The first step to identifying relevant articles was to determine which journals were to be searched extensively--beyond simple computerized searches that might overlook articles not containing designated key words. In keeping with prior sales review articles (cf. Bush and Grant 1994; Moncrief, Marshall, and Watkins 2000; Swan, Powers, and Sobczak 1991), it was decided that major marketing and industrial sales journals should be searched systematically. Twelve journals were selected, including Business Horizons (BH), Harvard Business Review (HBR), Industrial Marketing Management (IMM), Journal of the Academy of Marketing Science (JAMS), Journal of Business Research (JBR), Journal of Business and Industrial Marketing (JBIM), Journal of Marketing (JM), Journal of Marketing Research (JMR), Journal of Marketing Theory and Practice (JMTP), Journal of Personal Selling & Sales Management (JPSSM), Journal of Service Research (JSR), and Journal of Retailing (JR).
This search for journals was supplemented by using computerized searches on "customer relationship management," and on closely related concepts (e.g., SFA) to find other potentially relevant sources. Thus, in addition to the marketing and sales journals, two managerially oriented information systems journals were also systematically reviewed, Management Information Systems Quarterly (MISQ) and Journal of Database Marketing (JDM), because of their apparent technological relevance to the CRM concept based on the computerized search. It was hoped that the inclusion of these journals would help identify and compare research vectors for CRM from the more managerially focused marketing journals with the more technologically focused information systems publications. Again, the relevant content of the MISQ and JDM was catalogued specifically because the two journals had numerous "hits" when searched electronically via key words. Clearly, however, the study included a limited sampling of information systems articles, as only two technologically focused journals were subsequently systematically evaluated.

## Instruction 1
In the records, write out the lines starting with the line that contains "- x-tick-label: 20:00: [956, 563, 991, 579]" and going on through the line that contains "- y-tick-label: 16: [46, 118, 62, 134]".
The records that follow are unrelated to the text above.

Image-based layout entries
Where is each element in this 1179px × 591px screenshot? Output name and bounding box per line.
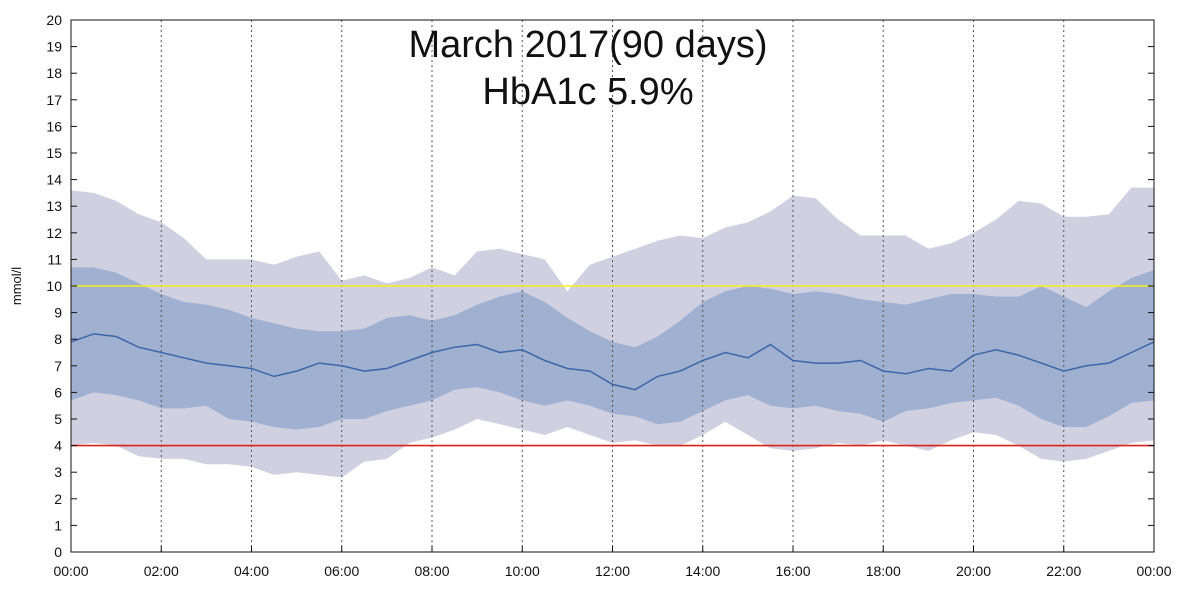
- x-tick-label: 20:00: [956, 563, 991, 579]
- x-tick-label: 02:00: [144, 563, 179, 579]
- x-tick-label: 10:00: [505, 563, 540, 579]
- x-tick-label: 16:00: [775, 563, 810, 579]
- inner-percentile-band: [71, 267, 1154, 430]
- x-tick-label: 08:00: [414, 563, 449, 579]
- x-tick-label: 22:00: [1046, 563, 1081, 579]
- chart-title: March 2017(90 days): [408, 24, 767, 66]
- x-tick-label: 04:00: [234, 563, 269, 579]
- x-tick-label: 06:00: [324, 563, 359, 579]
- median-line-group: [70, 333, 1155, 391]
- x-tick-label: 00:00: [1136, 563, 1171, 579]
- median-line: [70, 333, 1155, 391]
- y-tick-label: 5: [54, 411, 62, 427]
- x-tick-label: 18:00: [866, 563, 901, 579]
- y-tick-label: 6: [54, 384, 62, 400]
- target-range-lines: [71, 285, 1154, 447]
- y-tick-label: 8: [54, 331, 62, 347]
- y-tick-label: 16: [46, 118, 62, 134]
- y-tick-label: 10: [46, 278, 62, 294]
- x-tick-label: 00:00: [53, 563, 88, 579]
- y-tick-label: 13: [46, 198, 62, 214]
- y-tick-label: 19: [46, 39, 62, 55]
- x-tick-label: 12:00: [595, 563, 630, 579]
- y-tick-label: 18: [46, 65, 62, 81]
- y-axis-label: mmol/l: [9, 267, 24, 305]
- y-tick-label: 12: [46, 225, 62, 241]
- y-tick-label: 1: [54, 517, 62, 533]
- y-tick-label: 14: [46, 172, 62, 188]
- y-tick-label: 15: [46, 145, 62, 161]
- y-tick-label: 9: [54, 305, 62, 321]
- y-tick-label: 17: [46, 92, 62, 108]
- y-tick-label: 4: [54, 438, 62, 454]
- x-tick-label: 14:00: [685, 563, 720, 579]
- y-tick-label: 20: [46, 12, 62, 28]
- y-tick-label: 7: [54, 358, 62, 374]
- y-tick-label: 0: [54, 544, 62, 560]
- y-tick-label: 2: [54, 491, 62, 507]
- y-tick-label: 3: [54, 464, 62, 480]
- y-tick-label: 11: [47, 251, 62, 267]
- chart-subtitle: HbA1c 5.9%: [482, 71, 693, 113]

## Instruction 2
List the prior sales review articles that the text on the journal search cites as precedent.

## Reply 1
- x-tick-label: 20:00: [956, 563, 991, 579]
- x-tick-label: 02:00: [144, 563, 179, 579]
- x-tick-label: 10:00: [505, 563, 540, 579]
- x-tick-label: 16:00: [775, 563, 810, 579]
- inner-percentile-band: [71, 267, 1154, 430]
- x-tick-label: 08:00: [414, 563, 449, 579]
- x-tick-label: 22:00: [1046, 563, 1081, 579]
- chart-title: March 2017(90 days): [408, 24, 767, 66]
- x-tick-label: 04:00: [234, 563, 269, 579]
- x-tick-label: 06:00: [324, 563, 359, 579]
- median-line-group: [70, 333, 1155, 391]
- x-tick-label: 00:00: [1136, 563, 1171, 579]
- median-line: [70, 333, 1155, 391]
- y-tick-label: 5: [54, 411, 62, 427]
- x-tick-label: 18:00: [866, 563, 901, 579]
- y-tick-label: 6: [54, 384, 62, 400]
- target-range-lines: [71, 285, 1154, 447]
- y-tick-label: 8: [54, 331, 62, 347]
- y-tick-label: 16: [46, 118, 62, 134]

## Reply 2
- Bush and Grant 1994
- Moncrief, Marshall, and Watkins 2000
- Swan, Powers, and Sobczak 1991